▸ Problem statement: Write out every line of the material as it stands, apart from the pictures.

————

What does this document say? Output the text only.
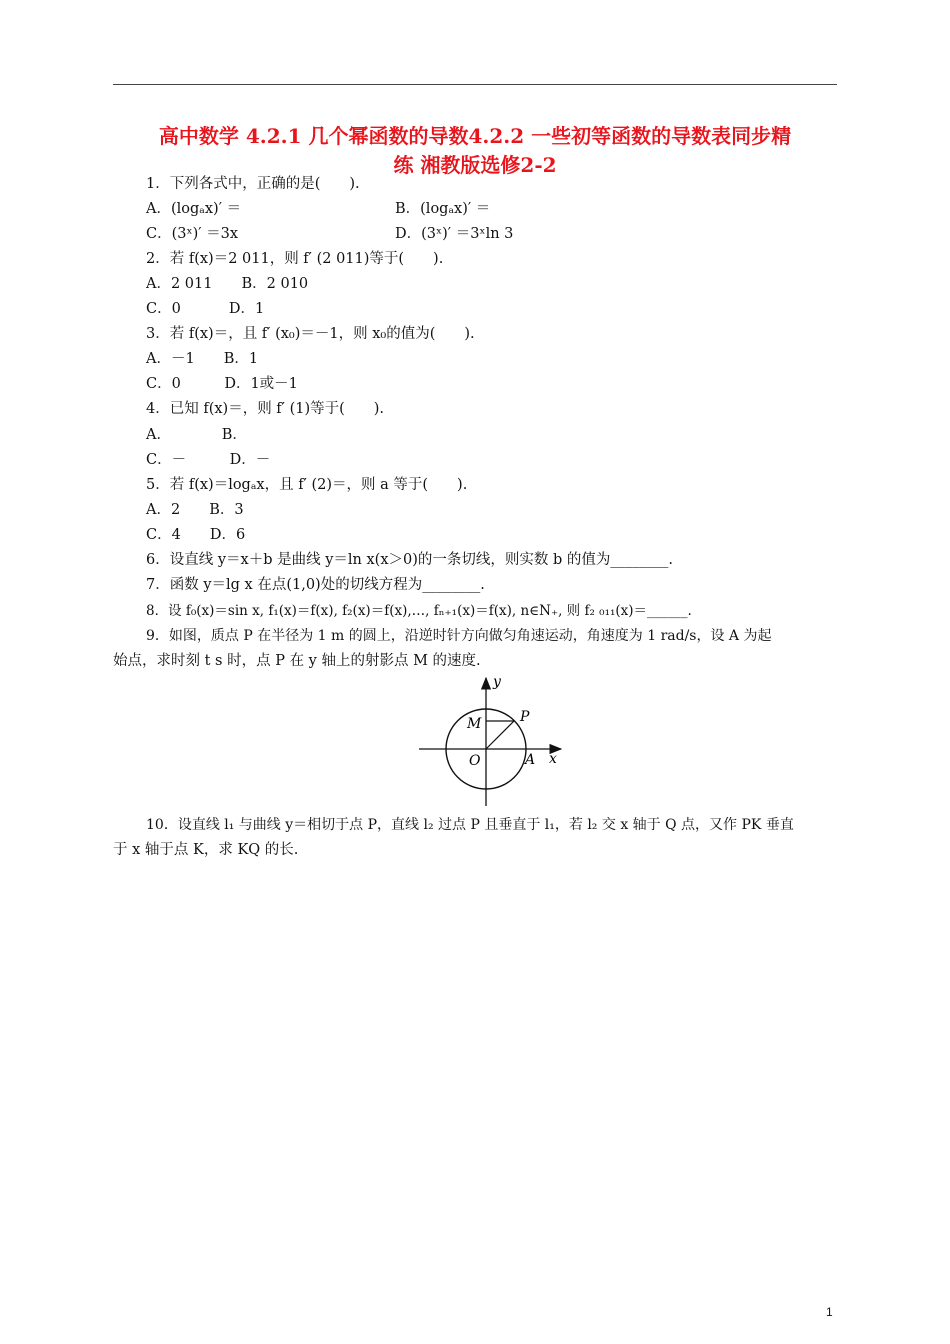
高中数学 4.2.1 几个幂函数的导数4.2.2 一些初等函数的导数表同步精
练 湘教版选修2-2
1．下列各式中，正确的是(　　).
A．(logₐx)′ ＝	B．(logₐx)′ ＝
C．(3ˣ)′ ＝3x	D．(3ˣ)′ ＝3ˣln 3
2．若 f(x)＝2 011，则 f′ (2 011)等于(　　).
A．2 011　　B．2 010
C．0　　　 D．1
3．若 f(x)＝，且 f′ (x₀)＝－1，则 x₀的值为(　　).
A．－1　　B．1
C．0　　　D．1或－1
4．已知 f(x)＝，则 f′ (1)等于(　　).
A．　　　　B．
C．－　　　D．－
5．若 f(x)＝logₐx，且 f′ (2)＝，则 a 等于(　　).
A．2　　B．3
C．4　　D．6
6．设直线 y＝x＋b 是曲线 y＝ln x(x＞0)的一条切线，则实数 b 的值为________.
7．函数 y＝lg x 在点(1,0)处的切线方程为________.
8．设 f₀(x)＝sin x, f₁(x)＝f(x), f₂(x)＝f(x),…, fₙ₊₁(x)＝f(x), n∈N₊, 则 f₂ ₀₁₁(x)＝______.
9．如图，质点 P 在半径为 1 m 的圆上，沿逆时针方向做匀角速运动，角速度为 1 rad/s，设 A 为起
始点，求时刻 t s 时，点 P 在 y 轴上的射影点 M 的速度.
y
x
O	A
M	P
10．设直线 l₁ 与曲线 y＝相切于点 P，直线 l₂ 过点 P 且垂直于 l₁，若 l₂ 交 x 轴于 Q 点，又作 PK 垂直
于 x 轴于点 K，求 KQ 的长.
1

————

▸ Answer for the task:
What does this document say? Output the text only.
高中数学 4.2.1 几个幂函数的导数4.2.2 一些初等函数的导数表同步精
练 湘教版选修2-2
1．下列各式中，正确的是(　　).
A．(logₐx)′ ＝	B．(logₐx)′ ＝
C．(3ˣ)′ ＝3x	D．(3ˣ)′ ＝3ˣln 3
2．若 f(x)＝2 011，则 f′ (2 011)等于(　　).
A．2 011　　B．2 010
C．0　　　 D．1
3．若 f(x)＝，且 f′ (x₀)＝－1，则 x₀的值为(　　).
A．－1　　B．1
C．0　　　D．1或－1
4．已知 f(x)＝，则 f′ (1)等于(　　).
A．　　　　B．
C．－　　　D．－
5．若 f(x)＝logₐx，且 f′ (2)＝，则 a 等于(　　).
A．2　　B．3
C．4　　D．6
6．设直线 y＝x＋b 是曲线 y＝ln x(x＞0)的一条切线，则实数 b 的值为________.
7．函数 y＝lg x 在点(1,0)处的切线方程为________.
8．设 f₀(x)＝sin x, f₁(x)＝f(x), f₂(x)＝f(x),…, fₙ₊₁(x)＝f(x), n∈N₊, 则 f₂ ₀₁₁(x)＝______.
9．如图，质点 P 在半径为 1 m 的圆上，沿逆时针方向做匀角速运动，角速度为 1 rad/s，设 A 为起
始点，求时刻 t s 时，点 P 在 y 轴上的射影点 M 的速度.
y
x
O	A
M	P
10．设直线 l₁ 与曲线 y＝相切于点 P，直线 l₂ 过点 P 且垂直于 l₁，若 l₂ 交 x 轴于 Q 点，又作 PK 垂直
于 x 轴于点 K，求 KQ 的长.
1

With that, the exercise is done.